### Source passage
(8 Feb 2023)
RESTRICTION SUMMARY: PART MUST CREDIT AGGIE WHELAN KENNY
ASSOCIATED PRESS - MUST CREDIT AGGIE WHELAN KENNY
New York - 7 February 2023
1. STILL- In this courtroom sketch, Ruslan Maratovich Asainov, foreground right, appears in federal court
2. STILL - In this courtroom sketch, Ruslan Maratovich Asainov, right, appears in federal court. Asainov, a former New York stock broker, was convicted Tuesday of becoming a sniper and trainer for the extremist Islamic State group in Syria and Iraq.
3. STILL - In this courtroom sketch, Ruslan Maratovich Asainov, left, is escorted into federal court
ASSOCIATED PRESS
New York - 7 February 2023
4. STILL - The prosecution team leaves Brooklyn Federal Court after winning a guilty verdict against Ruslan Maratovich Asainov
STORYLINE:
A former New York stockbroker-turned-Islamic State group militant was convicted Tuesday of becoming a sniper and trainer for the extremist group during its brutal reign in Syria and Iraq.
The trial of Ruslan Maratovich Asainov, a Kazakh-born U.S. citizen, was the latest in a series of cases against people accused of leaving their homelands around the world to join the militants in combat.
"Today's verdict in an American courtroom is a victory for our system of justice" and against the Islamic State group, Brooklyn-based U.S. Attorney Breon Peace said in a statement. Asainov's lawyers had no immediate comment.
A onetime broker who doted on his toddler daughter, Asainov converted to Islam around 2009 and later quit his job and started watching radical sermons online, his ex-wife testified. He abruptly left his family in Brooklyn in December 2013 and made his way to Syria as IS stormed to power.
In a case built largely on Asainov's own words in messaging apps, emails, recorded phone calls and an FBI interview, prosecutors said he fought in numerous battles and built a notable profile in IS by becoming a sniper and later an instructor of nearly 100 other long-range shooters.
"The evidence has shown that people died as a result of the defendant's conduct. It is time to hold him accountable," prosecutor Douglas Pravda told a Brooklyn federal court jury in a closing argument.
Asainov, 46, didn't testify, telling the court he was "not part of this process."

### Information provided
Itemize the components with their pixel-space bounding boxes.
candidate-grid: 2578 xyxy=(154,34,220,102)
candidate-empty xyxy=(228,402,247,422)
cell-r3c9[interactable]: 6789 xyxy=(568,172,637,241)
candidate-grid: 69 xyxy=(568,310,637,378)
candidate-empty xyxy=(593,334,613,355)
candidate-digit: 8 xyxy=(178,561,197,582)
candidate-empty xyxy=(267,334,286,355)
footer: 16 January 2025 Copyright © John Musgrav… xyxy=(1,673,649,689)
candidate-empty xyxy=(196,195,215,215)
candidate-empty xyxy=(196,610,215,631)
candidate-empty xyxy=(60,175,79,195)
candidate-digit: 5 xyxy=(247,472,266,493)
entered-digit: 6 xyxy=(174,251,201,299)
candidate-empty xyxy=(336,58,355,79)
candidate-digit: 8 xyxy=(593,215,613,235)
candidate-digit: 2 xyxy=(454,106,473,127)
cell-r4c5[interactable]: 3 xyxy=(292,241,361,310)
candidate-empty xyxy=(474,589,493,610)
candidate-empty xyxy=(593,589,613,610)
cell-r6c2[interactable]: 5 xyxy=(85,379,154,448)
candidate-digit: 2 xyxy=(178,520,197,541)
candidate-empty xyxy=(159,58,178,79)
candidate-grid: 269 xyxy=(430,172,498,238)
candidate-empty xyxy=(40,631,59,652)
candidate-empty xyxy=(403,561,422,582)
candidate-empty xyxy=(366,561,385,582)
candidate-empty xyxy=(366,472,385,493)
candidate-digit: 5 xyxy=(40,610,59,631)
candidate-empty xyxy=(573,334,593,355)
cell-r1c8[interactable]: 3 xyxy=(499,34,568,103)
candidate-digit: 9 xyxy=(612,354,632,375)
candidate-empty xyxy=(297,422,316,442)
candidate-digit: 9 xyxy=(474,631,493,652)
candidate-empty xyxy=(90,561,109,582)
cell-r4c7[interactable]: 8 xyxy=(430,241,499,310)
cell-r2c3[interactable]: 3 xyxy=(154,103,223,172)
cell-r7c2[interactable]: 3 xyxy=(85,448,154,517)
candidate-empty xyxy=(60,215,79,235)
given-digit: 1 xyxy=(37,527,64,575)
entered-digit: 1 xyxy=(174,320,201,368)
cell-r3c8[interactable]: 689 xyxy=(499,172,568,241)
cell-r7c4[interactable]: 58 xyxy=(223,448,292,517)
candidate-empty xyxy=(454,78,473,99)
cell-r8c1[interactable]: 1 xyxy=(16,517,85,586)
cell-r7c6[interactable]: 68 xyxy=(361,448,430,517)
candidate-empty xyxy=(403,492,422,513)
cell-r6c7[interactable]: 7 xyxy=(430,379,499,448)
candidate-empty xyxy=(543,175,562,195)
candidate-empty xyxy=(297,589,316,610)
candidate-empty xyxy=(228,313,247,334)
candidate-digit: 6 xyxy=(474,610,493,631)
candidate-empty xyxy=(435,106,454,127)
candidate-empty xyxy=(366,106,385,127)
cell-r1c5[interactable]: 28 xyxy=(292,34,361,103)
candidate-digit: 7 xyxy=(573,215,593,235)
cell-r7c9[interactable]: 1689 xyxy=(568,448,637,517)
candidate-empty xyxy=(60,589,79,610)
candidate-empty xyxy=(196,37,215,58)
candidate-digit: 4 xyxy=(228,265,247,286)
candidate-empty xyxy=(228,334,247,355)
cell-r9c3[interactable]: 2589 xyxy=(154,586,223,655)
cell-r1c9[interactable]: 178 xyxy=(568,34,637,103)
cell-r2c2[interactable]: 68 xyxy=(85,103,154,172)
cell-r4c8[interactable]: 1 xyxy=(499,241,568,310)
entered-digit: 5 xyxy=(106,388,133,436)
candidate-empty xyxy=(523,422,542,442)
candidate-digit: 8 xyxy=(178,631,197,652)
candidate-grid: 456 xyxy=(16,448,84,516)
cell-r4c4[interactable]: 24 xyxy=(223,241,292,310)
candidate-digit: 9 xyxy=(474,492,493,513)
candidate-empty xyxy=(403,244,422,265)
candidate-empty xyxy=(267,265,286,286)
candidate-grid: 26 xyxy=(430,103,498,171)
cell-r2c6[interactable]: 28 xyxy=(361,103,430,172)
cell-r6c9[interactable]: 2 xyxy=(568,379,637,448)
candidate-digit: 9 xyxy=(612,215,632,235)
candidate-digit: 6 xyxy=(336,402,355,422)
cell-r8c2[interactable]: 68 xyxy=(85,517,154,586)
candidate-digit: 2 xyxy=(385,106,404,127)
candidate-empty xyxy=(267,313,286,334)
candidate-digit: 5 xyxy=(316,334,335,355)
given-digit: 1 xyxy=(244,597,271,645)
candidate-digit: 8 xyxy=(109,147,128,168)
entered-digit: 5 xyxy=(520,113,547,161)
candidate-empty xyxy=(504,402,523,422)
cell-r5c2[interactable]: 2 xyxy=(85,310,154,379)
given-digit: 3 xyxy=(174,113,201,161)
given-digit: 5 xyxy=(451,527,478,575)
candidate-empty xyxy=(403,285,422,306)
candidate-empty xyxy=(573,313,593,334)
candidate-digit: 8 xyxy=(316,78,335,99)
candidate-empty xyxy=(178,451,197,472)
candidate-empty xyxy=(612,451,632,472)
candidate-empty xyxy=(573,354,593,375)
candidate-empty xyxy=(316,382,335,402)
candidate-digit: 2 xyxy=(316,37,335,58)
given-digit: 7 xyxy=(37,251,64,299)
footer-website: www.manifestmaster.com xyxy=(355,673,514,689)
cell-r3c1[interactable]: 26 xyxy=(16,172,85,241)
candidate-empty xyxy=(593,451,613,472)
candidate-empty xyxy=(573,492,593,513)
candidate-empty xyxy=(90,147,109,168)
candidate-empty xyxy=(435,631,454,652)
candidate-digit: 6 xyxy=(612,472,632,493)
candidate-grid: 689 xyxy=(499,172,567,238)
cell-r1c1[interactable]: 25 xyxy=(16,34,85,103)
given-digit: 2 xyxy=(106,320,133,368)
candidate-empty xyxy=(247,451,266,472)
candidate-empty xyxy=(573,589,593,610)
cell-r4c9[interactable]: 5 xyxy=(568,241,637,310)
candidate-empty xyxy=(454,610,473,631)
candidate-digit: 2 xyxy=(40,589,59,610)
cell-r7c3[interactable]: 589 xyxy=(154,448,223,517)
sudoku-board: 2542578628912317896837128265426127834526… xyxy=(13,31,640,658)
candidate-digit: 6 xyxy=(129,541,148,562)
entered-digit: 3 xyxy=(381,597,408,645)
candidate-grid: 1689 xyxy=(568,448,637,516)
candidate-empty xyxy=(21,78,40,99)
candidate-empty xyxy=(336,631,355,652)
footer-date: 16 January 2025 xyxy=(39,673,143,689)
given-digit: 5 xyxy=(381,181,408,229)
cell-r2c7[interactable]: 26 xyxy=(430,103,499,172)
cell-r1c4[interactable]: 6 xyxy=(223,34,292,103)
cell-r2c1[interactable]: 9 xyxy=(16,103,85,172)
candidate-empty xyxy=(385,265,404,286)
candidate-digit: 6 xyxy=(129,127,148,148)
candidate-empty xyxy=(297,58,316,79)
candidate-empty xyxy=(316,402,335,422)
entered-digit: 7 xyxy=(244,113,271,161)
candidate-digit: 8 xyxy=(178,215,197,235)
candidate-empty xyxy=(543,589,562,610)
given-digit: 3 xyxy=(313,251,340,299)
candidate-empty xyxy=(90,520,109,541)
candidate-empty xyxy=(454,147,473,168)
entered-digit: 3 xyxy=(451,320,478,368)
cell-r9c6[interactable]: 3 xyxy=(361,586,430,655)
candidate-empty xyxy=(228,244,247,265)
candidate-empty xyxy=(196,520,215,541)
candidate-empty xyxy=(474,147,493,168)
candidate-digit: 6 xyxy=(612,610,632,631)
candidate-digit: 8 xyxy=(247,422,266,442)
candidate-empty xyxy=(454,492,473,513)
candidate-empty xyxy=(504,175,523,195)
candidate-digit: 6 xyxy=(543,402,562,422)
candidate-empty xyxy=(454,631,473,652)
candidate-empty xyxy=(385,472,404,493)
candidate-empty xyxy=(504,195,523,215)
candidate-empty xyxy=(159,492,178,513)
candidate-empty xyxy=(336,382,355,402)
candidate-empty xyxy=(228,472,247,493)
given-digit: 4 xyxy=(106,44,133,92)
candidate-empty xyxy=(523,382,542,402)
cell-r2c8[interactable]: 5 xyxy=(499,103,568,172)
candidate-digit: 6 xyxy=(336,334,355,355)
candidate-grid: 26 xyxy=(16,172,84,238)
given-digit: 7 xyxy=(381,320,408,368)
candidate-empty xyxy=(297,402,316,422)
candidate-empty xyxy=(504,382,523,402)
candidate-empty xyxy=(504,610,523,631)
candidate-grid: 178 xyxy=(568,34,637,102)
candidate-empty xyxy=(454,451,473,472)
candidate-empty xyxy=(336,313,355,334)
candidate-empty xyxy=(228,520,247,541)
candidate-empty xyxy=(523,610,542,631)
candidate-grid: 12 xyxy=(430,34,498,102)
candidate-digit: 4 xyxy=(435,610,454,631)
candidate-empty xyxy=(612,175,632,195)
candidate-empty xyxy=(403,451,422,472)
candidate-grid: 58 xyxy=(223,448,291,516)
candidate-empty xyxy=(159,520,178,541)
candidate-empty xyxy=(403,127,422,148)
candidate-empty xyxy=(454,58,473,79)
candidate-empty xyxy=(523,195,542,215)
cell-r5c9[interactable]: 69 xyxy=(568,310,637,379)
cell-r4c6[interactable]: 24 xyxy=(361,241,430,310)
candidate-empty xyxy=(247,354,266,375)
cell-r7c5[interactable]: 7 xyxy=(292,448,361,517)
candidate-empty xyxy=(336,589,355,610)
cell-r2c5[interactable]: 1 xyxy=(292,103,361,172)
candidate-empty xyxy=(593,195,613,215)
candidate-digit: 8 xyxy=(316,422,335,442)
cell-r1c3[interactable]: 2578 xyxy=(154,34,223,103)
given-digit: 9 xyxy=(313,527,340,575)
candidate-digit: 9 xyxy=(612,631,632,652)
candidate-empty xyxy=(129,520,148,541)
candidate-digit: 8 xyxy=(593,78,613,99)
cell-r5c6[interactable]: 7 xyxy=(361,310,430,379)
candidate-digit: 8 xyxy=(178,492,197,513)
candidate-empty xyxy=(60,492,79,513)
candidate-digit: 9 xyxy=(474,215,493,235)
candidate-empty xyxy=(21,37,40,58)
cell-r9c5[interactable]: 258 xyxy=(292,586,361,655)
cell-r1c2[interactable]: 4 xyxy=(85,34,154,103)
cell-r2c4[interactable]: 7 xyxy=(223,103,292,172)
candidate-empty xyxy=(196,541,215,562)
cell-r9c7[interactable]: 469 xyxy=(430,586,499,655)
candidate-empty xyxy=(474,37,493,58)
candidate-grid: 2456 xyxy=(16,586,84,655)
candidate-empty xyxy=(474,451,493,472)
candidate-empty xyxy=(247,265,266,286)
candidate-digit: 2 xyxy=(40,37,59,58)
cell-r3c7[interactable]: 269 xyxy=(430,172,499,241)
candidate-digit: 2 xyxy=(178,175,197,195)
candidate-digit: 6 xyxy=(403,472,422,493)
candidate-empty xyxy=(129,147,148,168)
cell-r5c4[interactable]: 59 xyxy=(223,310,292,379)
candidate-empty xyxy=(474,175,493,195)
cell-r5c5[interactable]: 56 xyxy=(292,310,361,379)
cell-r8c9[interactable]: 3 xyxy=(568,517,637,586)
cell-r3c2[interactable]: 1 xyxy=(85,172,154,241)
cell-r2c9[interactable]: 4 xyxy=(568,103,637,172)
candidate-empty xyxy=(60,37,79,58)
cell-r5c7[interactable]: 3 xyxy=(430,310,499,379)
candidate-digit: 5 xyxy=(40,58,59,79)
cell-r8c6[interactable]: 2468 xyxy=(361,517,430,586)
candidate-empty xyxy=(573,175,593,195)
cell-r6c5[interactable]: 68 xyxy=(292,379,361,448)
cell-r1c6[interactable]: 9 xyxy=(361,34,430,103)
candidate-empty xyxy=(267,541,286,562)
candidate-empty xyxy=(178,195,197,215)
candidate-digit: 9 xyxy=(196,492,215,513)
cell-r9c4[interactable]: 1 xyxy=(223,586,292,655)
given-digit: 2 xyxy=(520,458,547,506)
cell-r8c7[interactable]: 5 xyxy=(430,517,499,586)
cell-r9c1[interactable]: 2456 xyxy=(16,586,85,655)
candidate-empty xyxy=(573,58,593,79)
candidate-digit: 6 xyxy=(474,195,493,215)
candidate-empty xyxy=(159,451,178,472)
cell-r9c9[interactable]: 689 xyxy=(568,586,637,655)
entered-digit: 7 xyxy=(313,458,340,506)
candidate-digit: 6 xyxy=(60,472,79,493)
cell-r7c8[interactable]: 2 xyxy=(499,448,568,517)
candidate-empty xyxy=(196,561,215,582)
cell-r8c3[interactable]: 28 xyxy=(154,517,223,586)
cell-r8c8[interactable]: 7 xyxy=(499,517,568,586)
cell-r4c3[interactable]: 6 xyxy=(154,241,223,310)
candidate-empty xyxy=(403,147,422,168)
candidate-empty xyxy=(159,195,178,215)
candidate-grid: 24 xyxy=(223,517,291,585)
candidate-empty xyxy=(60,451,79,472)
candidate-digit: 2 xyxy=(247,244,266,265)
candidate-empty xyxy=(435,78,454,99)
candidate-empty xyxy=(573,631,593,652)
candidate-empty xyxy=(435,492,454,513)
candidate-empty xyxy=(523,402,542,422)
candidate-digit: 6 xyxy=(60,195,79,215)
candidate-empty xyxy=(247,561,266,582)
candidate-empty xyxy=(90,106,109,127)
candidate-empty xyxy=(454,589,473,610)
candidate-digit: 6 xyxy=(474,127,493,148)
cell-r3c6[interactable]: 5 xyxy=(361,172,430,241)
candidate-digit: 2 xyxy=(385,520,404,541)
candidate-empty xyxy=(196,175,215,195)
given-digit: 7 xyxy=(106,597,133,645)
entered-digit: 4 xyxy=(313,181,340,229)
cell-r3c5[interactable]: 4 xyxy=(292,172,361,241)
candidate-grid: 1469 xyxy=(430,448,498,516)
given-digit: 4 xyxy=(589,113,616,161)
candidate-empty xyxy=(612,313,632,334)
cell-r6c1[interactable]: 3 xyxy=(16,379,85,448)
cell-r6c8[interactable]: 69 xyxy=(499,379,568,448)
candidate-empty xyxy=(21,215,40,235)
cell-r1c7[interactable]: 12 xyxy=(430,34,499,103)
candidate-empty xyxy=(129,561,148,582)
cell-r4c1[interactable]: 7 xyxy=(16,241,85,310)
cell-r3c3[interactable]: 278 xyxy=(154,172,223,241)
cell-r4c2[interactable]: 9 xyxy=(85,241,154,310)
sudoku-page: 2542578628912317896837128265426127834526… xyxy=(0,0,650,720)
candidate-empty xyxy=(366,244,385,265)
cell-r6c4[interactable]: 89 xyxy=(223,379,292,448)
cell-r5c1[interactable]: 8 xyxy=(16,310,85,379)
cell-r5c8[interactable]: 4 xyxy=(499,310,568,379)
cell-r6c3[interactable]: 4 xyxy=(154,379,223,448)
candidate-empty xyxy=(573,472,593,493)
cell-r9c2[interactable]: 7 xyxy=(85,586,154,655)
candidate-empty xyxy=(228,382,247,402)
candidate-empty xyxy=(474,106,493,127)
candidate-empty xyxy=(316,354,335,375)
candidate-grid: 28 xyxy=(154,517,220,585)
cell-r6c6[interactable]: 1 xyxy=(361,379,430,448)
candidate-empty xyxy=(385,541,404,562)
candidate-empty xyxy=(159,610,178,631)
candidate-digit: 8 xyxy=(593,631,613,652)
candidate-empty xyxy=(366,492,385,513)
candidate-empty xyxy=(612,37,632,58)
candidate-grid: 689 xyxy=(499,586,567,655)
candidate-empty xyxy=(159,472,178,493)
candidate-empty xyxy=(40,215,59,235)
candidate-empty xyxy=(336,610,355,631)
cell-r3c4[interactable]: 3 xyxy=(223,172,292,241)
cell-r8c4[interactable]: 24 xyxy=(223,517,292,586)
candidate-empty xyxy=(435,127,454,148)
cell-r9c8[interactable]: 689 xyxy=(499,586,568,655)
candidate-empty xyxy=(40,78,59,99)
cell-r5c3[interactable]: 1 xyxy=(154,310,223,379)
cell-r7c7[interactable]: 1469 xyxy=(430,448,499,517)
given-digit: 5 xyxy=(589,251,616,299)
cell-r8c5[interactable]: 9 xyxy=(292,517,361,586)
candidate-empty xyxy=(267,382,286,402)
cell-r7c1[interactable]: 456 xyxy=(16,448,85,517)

### Challenge 1
Set down the report on the Asainov verdict word for word, beginning at the words "3. STILL - In" and stopping after "reign in Syria and Iraq.".
### Challenge 2
According to the report on the Asainov verdict, the prosecution's case was built largely on Asainov's own words. List every source of those words that the report names.
### Challenge 3
Decide whether each statement agrees with the report on the Asainov verdict. Answer yes or no, and quote the words that settle it.
(a) Asainov testified in his own defense.
(b) Asainov left his family in Brooklyn in December 2013.
(c) Asainov's lawyers gave a statement praising the jury right after the verdict.

### Exercise solution 1
3. STILL - In this courtroom sketch, Ruslan Maratovich Asainov, left, is escorted into federal court
ASSOCIATED PRESS
New York - 7 February 2023
4. STILL - The prosecution team leaves Brooklyn Federal Court after winning a guilty verdict against Ruslan Maratovich Asainov
STORYLINE:
A former New York stockbroker-turned-Islamic State group militant was convicted Tuesday of becoming a sniper and trainer for the extremist group during its brutal reign in Syria and Iraq.

### Exercise solution 2
- Messaging apps
- Emails
- Recorded phone calls
- An FBI interview

### Exercise solution 3
(a) No: "Asainov, 46, didn't testify, telling the court he was "not part of this process.""
(b) Yes: "He abruptly left his family in Brooklyn in December 2013"
(c) No: "Asainov's lawyers had no immediate comment."